___ TEXT PROVIDED ___
A person who does not know his or her identity will not do anything worthwhile in life. Such a person cannot and will not amount to much. How can you get something done if you don’t even know that you can do it? How can you affect people’s lives with your songs, when you have yet to realize that you can sing?

If you don’t know your weaknesses, how do you avoid them? If you don’t know your limits, how would you know where and when to stop and sit back? For instance, if you don’t know that you are strong enough to lift up a bag of cement, you will never get around to lifting it. If you don’t know who you are, those who have discovered their identity will easily kick you about.

I ask you again, what is your identity? Who do your friends and colleagues know you as? If someone were to make enquiries about you at your workplace or in your neighborhood, what report would your co-workers and neighbors give about you? Can people refer to you as a man or woman of good repute even in your absence? Can your works speak for you? What mark have you left on your family, friends, community etc?

Do you affect the people around you positively or negatively? Do you make people’s lives easier or are you a burden? Are you someone whose absence would be felt? Remember that if your presence does not add value to people, your absence would make no difference. What are your strengths, your weaknesses, your capabilities, and your limitations? What are your talents? What is your skill set? What are your natural abilities and endowments? Just what exactly is it that you can do?

Dorcas’ works spoke for her. The widows gave a favorable report about her. The Bible even described her as “a woman of charitable works” in Acts 9:36. Ahab was described as “a king who did evil in the sight of the Lord above all that were before him” (1 kings 16:30). David was said to be “a man after God’s heart” (1 Sam 13:14). Job was referred to as “a perfect and upright man, one who fear God and eschewed evil” in the book of Job 1:1. Noah was written of as “a just man, perfect in his generation and he walked with God” (Gen 6:9).

There are several of such reports in the Bible, some good and some bad. We know these men and women from their respective reports. These reports succinctly tell us about the lives and times of these people. Now, supposing a book is written about your life, what would be in it? How would you be portrayed? How would you be described? I ask you again, who exactly are you?

Who do you say you are? Who do men say you are? Who does God say you are? May I point out that God’s report about you is the most important and valid one. He knows you more than you could possibly know yourself – He created you after all.
___ SUPPLIED INFORMATION ___
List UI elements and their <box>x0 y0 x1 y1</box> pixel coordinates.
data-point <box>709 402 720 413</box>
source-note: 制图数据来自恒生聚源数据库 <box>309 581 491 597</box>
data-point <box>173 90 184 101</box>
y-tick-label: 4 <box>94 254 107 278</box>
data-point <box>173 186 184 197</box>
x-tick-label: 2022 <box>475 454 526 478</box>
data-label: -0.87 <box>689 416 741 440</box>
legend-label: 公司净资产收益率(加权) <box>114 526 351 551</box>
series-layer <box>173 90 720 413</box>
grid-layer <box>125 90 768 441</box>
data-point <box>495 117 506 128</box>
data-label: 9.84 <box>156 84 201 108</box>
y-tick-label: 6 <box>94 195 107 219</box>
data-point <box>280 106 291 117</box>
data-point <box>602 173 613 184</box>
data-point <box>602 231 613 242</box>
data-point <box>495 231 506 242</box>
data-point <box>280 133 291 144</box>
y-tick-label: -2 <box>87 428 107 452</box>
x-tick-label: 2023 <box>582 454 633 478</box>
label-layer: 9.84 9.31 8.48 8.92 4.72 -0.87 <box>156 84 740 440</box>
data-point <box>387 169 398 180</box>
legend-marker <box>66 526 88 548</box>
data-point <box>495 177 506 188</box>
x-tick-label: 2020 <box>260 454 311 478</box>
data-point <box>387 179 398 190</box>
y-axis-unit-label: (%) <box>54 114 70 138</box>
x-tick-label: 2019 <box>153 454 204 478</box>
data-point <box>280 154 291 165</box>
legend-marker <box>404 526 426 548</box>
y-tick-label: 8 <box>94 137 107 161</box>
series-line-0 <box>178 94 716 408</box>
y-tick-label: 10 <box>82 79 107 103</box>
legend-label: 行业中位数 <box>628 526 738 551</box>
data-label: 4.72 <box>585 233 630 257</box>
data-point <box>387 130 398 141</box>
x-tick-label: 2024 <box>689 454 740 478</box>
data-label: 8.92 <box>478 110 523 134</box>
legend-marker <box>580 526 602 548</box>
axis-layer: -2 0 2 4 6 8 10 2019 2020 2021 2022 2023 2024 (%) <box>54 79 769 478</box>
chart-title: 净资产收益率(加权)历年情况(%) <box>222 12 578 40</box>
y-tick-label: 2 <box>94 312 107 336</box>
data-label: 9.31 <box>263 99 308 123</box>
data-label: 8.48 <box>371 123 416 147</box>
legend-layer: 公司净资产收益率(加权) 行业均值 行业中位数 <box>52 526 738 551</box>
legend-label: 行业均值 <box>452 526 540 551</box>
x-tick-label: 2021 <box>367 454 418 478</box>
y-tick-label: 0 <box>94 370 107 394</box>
___
▸ SET OF TASKS:
(a) Rewrite the paragraph of the passage on personal identity that begins "If you don’t know your weaknesses" as a brief bulleted list that keeps its main points.
(b) Carry on the passage on personal identity, beginning after its final sentence.

▸ RESPONSES BY TASK:
(a)
- A person who does not know their weaknesses cannot avoid them.
- A person who does not know their limits cannot tell where and when to stop.
- For example, someone who does not know they are strong enough to lift a bag of cement will never lift it.
- Those who have discovered their identity will easily push around someone who does not know who they are.

(b)
Two very important questions you need to answer, do you know who you are? Do you know who God says you are? Who God says you are is your true identity – recognize it. As respected philosopher Aristotle once sagely said, “Knowing yourself is the beginning of wisdom”.

So you’re probably wondering how to discover who you are, right? I’ll tell you how. The best and most certain way is by praying. This entails asking the creator of all things – yourself included – to reveal to you who you are. You can ask God to reveal to you who he created you to be. The Holy Spirit will reveal who you are meant to be if only you can ask Him in prayer and then listen when He speaks.

Going further, here are six questions you need to honestly and carefully answer in order to discover who you really are. (Heads-up; some of these questions are not new. You've probably seen them before).

1) If you had all the money you'd ever need, who would you be?

Although it shouldn't be so, the reality is that money is a big determinant of the kind of things a lot of people find themselves doing and the kind of people so many of us find ourselves being. Money determines who so many of us are presently. So many people today live fake lives because it brings in the cash.

A lot of people are living lives that they know are in dissonance with who they really are just because that lifestyle pays the bill. I know people who are still labouring with jobs that give them little or no satisfaction, just because the job puts food on their table.

Now, let's do something fairytale-like and suppose that your fairy god-mother appears to you out of nowhere, swirls her magic wand and poof! you just happen to have all the money you're ever going to need throughout your life. Let's just imagine that there's absolutely no danger of you going broke ever again. Please, just humour me and actually imagine being so rich that your wealth puts Solomon's wealth to shame. It shouldn't be too hard.

Now in that your alternate reality, what kind of person are you? What kind of things do you do with all that wealth? Who are you over there on earth 2? That person is the real you. This is because money is the great revealer of everyone's real identity. Wealth brings out everyone's true nature. Power is the ultimate litmus test of every man's actual self.

I'll know who you really are when crazy money enters your pocket. A man may be humble when he has nothing. Give him money though - lots of money - and you'll get to know for sure if he is truly a humble person. That's why you see people who are nice and caring when they haven't made it big. But immediately the big bucks start to roll in, you see their true nature. That's when you'll see that they are selfish and cruel people.

You see, it's what you do when you have the power to do and undo at will that spells out your true identity. Power doesn't actually change people or intoxicate them as we always say. Power isn't beer or vodka. Power only removes the inhibitions he or she had before, revealing his or her true self. Power removes restrictions, giving the individual the means and the opportunity to do all those things which he or she had always wanted to do, but didn't have the means or opportunity to.

It's your behaviour when you have it all that shows who you really are. So I ask again; if you had all the money you'd ever need in your lifetime, who would you be? What kind of things would you do with all that money? If you become as wealthy as Bill Gates tommorow, what kind of life would you lead? What kind of person would you be? That's the real you.

2) What would you do or who would you be if you know that you can’t fail?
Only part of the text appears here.